*** Materials provided

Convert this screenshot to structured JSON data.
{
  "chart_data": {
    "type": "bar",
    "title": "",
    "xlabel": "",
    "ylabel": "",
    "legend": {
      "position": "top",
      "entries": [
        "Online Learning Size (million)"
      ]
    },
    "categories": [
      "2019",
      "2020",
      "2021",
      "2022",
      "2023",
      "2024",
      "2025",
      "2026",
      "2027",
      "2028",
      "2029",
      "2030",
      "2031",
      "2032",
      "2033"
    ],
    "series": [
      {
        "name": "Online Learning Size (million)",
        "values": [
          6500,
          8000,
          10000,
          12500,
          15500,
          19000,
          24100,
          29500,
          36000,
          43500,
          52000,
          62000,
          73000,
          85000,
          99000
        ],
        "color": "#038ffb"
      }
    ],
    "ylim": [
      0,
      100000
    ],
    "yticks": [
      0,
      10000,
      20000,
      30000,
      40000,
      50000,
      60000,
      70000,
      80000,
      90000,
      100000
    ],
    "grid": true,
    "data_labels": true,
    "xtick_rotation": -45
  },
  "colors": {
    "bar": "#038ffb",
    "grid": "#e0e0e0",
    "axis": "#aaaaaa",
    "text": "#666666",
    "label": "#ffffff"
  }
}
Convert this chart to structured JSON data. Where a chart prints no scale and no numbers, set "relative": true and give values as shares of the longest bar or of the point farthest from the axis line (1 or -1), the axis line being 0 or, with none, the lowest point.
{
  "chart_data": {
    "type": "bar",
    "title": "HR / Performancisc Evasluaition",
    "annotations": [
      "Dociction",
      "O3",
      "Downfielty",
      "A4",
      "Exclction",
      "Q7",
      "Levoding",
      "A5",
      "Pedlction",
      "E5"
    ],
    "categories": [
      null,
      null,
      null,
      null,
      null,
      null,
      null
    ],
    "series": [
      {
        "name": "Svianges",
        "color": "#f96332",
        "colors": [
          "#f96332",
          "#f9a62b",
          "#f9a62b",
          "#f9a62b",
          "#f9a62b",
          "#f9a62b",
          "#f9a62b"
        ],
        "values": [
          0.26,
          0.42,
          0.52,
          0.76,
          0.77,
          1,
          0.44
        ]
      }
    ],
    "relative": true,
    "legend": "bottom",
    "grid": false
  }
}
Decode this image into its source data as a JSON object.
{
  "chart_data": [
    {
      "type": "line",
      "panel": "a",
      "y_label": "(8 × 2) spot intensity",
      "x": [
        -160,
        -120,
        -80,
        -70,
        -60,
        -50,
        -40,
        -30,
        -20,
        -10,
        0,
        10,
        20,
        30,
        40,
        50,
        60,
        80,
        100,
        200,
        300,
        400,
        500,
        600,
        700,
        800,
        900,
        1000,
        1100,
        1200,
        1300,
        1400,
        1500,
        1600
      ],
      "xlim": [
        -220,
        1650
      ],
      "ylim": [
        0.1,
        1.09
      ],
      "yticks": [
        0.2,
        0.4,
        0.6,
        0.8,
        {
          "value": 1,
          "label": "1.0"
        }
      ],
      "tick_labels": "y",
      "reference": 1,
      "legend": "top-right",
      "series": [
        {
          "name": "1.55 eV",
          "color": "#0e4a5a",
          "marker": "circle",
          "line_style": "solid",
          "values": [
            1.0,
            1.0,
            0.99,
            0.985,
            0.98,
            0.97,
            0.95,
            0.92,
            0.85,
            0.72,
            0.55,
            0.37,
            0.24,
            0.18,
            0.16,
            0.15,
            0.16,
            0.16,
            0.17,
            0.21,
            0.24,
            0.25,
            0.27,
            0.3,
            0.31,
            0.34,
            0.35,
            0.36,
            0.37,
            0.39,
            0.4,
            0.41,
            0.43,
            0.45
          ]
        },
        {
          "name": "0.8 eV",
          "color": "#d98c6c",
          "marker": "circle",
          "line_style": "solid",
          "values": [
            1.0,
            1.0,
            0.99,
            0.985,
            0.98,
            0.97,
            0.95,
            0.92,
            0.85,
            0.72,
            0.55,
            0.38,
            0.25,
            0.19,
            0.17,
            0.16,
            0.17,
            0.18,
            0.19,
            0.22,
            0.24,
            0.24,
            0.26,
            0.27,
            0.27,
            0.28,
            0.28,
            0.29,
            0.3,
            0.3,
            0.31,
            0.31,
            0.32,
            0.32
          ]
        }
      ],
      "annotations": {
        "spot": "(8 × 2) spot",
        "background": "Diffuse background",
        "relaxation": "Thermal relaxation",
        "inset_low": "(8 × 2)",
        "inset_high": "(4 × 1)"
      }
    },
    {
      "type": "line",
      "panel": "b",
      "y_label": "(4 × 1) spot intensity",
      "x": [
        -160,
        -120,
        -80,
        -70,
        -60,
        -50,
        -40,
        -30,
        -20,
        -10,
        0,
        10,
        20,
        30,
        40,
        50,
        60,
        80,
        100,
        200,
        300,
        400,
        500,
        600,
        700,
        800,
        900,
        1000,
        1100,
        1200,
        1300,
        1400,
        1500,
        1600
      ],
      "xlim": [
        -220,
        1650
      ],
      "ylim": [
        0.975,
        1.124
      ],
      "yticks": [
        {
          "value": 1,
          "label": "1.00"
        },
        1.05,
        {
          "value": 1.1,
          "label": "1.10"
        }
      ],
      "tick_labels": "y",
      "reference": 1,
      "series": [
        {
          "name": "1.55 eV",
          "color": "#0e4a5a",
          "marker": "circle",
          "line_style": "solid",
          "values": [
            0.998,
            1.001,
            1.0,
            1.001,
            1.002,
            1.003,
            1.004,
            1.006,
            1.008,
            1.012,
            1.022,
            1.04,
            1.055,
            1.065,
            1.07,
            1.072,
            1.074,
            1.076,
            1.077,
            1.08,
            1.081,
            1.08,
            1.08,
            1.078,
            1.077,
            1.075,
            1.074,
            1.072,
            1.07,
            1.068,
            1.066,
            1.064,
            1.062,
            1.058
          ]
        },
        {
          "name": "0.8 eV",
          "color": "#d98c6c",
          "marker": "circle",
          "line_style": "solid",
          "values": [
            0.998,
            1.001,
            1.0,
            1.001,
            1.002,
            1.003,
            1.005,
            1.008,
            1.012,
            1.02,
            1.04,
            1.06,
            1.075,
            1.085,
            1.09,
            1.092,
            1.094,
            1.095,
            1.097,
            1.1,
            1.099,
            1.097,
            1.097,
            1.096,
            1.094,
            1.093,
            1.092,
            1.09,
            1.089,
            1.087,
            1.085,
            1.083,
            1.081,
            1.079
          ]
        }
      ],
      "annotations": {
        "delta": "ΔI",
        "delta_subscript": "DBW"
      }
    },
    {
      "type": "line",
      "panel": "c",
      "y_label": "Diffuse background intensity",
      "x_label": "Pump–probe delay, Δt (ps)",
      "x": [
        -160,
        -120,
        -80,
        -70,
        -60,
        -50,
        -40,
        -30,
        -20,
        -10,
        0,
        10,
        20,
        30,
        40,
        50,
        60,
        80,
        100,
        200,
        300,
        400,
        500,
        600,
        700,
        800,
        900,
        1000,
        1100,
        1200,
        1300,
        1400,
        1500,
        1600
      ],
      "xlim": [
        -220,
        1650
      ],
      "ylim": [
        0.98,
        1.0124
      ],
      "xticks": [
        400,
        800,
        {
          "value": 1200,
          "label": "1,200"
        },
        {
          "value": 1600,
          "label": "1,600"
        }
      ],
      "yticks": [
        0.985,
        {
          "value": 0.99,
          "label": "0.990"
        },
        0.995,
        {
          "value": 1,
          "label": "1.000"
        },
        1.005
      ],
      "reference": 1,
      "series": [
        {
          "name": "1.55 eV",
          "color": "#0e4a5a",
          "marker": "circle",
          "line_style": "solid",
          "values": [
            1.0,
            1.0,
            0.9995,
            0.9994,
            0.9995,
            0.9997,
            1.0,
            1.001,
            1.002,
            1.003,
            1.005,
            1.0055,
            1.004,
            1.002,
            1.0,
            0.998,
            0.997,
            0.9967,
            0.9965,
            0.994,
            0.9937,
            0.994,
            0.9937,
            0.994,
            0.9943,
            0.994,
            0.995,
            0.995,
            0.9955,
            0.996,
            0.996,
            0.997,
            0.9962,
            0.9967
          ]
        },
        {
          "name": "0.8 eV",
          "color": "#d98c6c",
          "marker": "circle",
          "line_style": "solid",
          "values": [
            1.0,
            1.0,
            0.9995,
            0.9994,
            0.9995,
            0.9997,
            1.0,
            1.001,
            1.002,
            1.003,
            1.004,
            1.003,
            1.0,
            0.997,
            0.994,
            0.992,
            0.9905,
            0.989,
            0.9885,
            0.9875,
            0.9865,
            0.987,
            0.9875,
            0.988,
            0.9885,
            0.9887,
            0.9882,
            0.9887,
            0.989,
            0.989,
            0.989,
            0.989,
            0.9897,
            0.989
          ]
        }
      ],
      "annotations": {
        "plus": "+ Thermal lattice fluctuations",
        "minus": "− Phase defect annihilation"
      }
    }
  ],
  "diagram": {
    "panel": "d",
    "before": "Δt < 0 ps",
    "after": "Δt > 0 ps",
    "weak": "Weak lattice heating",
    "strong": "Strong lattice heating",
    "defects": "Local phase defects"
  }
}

******

Exercise directions: List the lines of the records where "spot" occurs.

Reply:
      "y_label": "(8 × 2) spot intensity",
        "spot": "(8 × 2) spot",
      "y_label": "(4 × 1) spot intensity",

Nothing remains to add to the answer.